** start **

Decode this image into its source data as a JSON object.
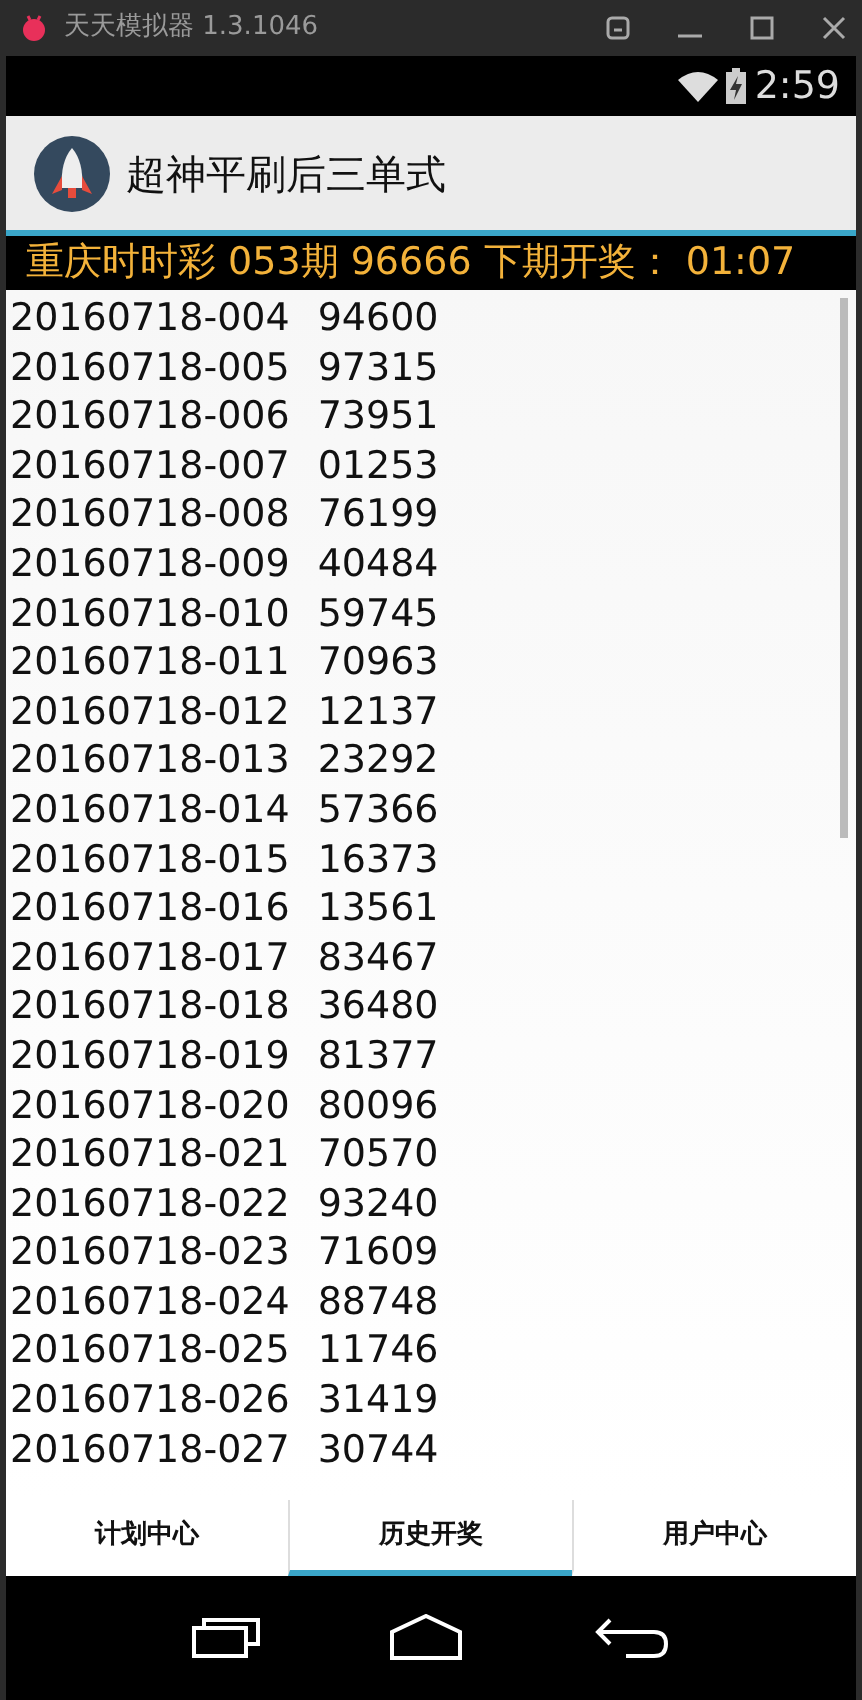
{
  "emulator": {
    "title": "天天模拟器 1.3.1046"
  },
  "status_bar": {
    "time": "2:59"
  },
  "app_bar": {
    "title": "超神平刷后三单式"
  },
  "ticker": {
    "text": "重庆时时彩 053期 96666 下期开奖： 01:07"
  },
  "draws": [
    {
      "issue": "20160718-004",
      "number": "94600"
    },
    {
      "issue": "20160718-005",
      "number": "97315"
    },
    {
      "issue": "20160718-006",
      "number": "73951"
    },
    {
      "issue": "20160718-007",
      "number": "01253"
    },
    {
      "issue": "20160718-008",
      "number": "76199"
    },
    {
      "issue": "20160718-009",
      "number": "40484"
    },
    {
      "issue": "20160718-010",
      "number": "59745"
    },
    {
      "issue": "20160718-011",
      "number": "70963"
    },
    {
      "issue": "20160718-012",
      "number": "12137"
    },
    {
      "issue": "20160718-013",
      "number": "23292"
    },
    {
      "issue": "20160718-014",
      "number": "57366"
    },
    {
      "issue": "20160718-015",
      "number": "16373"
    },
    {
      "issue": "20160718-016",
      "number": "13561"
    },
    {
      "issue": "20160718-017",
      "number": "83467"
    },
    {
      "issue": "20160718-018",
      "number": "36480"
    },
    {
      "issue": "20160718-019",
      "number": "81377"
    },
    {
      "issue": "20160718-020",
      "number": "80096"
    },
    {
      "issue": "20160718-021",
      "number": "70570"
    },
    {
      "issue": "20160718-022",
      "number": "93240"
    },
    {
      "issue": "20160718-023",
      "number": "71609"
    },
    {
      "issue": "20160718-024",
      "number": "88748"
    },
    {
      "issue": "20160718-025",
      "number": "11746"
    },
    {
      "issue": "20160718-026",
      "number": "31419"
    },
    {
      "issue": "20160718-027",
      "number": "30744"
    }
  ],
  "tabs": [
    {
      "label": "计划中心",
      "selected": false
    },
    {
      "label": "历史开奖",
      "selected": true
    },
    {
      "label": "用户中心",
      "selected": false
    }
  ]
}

** end **

Give every record back exactly as it reads, with no images.

Decode this image into its source data as a JSON object.
{
  "emulator": {
    "title": "天天模拟器 1.3.1046"
  },
  "status_bar": {
    "time": "2:59"
  },
  "app_bar": {
    "title": "超神平刷后三单式"
  },
  "ticker": {
    "text": "重庆时时彩 053期 96666 下期开奖： 01:07"
  },
  "draws": [
    {
      "issue": "20160718-004",
      "number": "94600"
    },
    {
      "issue": "20160718-005",
      "number": "97315"
    },
    {
      "issue": "20160718-006",
      "number": "73951"
    },
    {
      "issue": "20160718-007",
      "number": "01253"
    },
    {
      "issue": "20160718-008",
      "number": "76199"
    },
    {
      "issue": "20160718-009",
      "number": "40484"
    },
    {
      "issue": "20160718-010",
      "number": "59745"
    },
    {
      "issue": "20160718-011",
      "number": "70963"
    },
    {
      "issue": "20160718-012",
      "number": "12137"
    },
    {
      "issue": "20160718-013",
      "number": "23292"
    },
    {
      "issue": "20160718-014",
      "number": "57366"
    },
    {
      "issue": "20160718-015",
      "number": "16373"
    },
    {
      "issue": "20160718-016",
      "number": "13561"
    },
    {
      "issue": "20160718-017",
      "number": "83467"
    },
    {
      "issue": "20160718-018",
      "number": "36480"
    },
    {
      "issue": "20160718-019",
      "number": "81377"
    },
    {
      "issue": "20160718-020",
      "number": "80096"
    },
    {
      "issue": "20160718-021",
      "number": "70570"
    },
    {
      "issue": "20160718-022",
      "number": "93240"
    },
    {
      "issue": "20160718-023",
      "number": "71609"
    },
    {
      "issue": "20160718-024",
      "number": "88748"
    },
    {
      "issue": "20160718-025",
      "number": "11746"
    },
    {
      "issue": "20160718-026",
      "number": "31419"
    },
    {
      "issue": "20160718-027",
      "number": "30744"
    }
  ],
  "tabs": [
    {
      "label": "计划中心",
      "selected": false
    },
    {
      "label": "历史开奖",
      "selected": true
    },
    {
      "label": "用户中心",
      "selected": false
    }
  ]
}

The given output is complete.